**Do this**
Return the records below from the line containing "Read all visible content and emit it as JSON." onward, exactly, through and including the last line.

**The input**
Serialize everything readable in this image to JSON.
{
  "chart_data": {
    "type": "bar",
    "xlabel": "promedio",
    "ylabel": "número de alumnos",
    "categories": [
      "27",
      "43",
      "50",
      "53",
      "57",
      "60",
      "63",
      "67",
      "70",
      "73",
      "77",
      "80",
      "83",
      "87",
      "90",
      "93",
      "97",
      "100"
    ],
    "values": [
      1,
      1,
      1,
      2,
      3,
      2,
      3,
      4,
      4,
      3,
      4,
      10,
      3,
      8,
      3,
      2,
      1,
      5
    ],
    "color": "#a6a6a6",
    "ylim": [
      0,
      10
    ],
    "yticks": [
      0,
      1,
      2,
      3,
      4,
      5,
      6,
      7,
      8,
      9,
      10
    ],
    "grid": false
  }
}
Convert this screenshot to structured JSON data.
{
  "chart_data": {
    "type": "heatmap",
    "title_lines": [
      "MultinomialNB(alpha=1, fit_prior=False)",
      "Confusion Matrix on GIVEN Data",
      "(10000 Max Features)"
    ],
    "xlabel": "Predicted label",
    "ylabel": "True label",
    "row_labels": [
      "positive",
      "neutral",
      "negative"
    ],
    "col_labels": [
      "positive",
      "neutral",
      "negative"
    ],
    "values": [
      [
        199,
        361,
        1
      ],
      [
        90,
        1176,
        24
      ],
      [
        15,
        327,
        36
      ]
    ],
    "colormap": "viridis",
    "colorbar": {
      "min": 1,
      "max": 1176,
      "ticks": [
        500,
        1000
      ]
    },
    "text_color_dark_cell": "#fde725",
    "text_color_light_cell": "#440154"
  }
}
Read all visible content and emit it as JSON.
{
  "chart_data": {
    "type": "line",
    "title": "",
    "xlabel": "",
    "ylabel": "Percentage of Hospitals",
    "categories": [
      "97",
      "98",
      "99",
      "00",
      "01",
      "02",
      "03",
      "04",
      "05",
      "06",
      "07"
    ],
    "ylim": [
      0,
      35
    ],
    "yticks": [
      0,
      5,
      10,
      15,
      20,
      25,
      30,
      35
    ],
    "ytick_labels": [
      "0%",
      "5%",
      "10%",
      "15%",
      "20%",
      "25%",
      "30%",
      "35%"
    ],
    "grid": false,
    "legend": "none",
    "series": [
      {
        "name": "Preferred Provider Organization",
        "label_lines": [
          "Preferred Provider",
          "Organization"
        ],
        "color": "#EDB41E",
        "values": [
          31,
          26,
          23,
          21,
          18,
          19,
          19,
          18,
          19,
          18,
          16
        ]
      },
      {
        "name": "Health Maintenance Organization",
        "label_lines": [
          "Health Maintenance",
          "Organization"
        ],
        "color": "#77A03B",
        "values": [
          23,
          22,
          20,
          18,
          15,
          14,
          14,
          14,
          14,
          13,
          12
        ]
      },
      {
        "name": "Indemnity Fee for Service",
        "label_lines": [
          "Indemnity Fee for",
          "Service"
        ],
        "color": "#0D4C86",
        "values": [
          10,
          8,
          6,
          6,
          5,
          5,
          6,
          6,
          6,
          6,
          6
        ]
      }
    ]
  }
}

**Completed task**
Read all visible content and emit it as JSON.
{
  "chart_data": {
    "type": "line",
    "title": "",
    "xlabel": "",
    "ylabel": "Percentage of Hospitals",
    "categories": [
      "97",
      "98",
      "99",
      "00",
      "01",
      "02",
      "03",
      "04",
      "05",
      "06",
      "07"
    ],
    "ylim": [
      0,
      35
    ],
    "yticks": [
      0,
      5,
      10,
      15,
      20,
      25,
      30,
      35
    ],
    "ytick_labels": [
      "0%",
      "5%",
      "10%",
      "15%",
      "20%",
      "25%",
      "30%",
      "35%"
    ],
    "grid": false,
    "legend": "none",
    "series": [
      {
        "name": "Preferred Provider Organization",
        "label_lines": [
          "Preferred Provider",
          "Organization"
        ],
        "color": "#EDB41E",
        "values": [
          31,
          26,
          23,
          21,
          18,
          19,
          19,
          18,
          19,
          18,
          16
        ]
      },
      {
        "name": "Health Maintenance Organization",
        "label_lines": [
          "Health Maintenance",
          "Organization"
        ],
        "color": "#77A03B",
        "values": [
          23,
          22,
          20,
          18,
          15,
          14,
          14,
          14,
          14,
          13,
          12
        ]
      },
      {
        "name": "Indemnity Fee for Service",
        "label_lines": [
          "Indemnity Fee for",
          "Service"
        ],
        "color": "#0D4C86",
        "values": [
          10,
          8,
          6,
          6,
          5,
          5,
          6,
          6,
          6,
          6,
          6
        ]
      }
    ]
  }
}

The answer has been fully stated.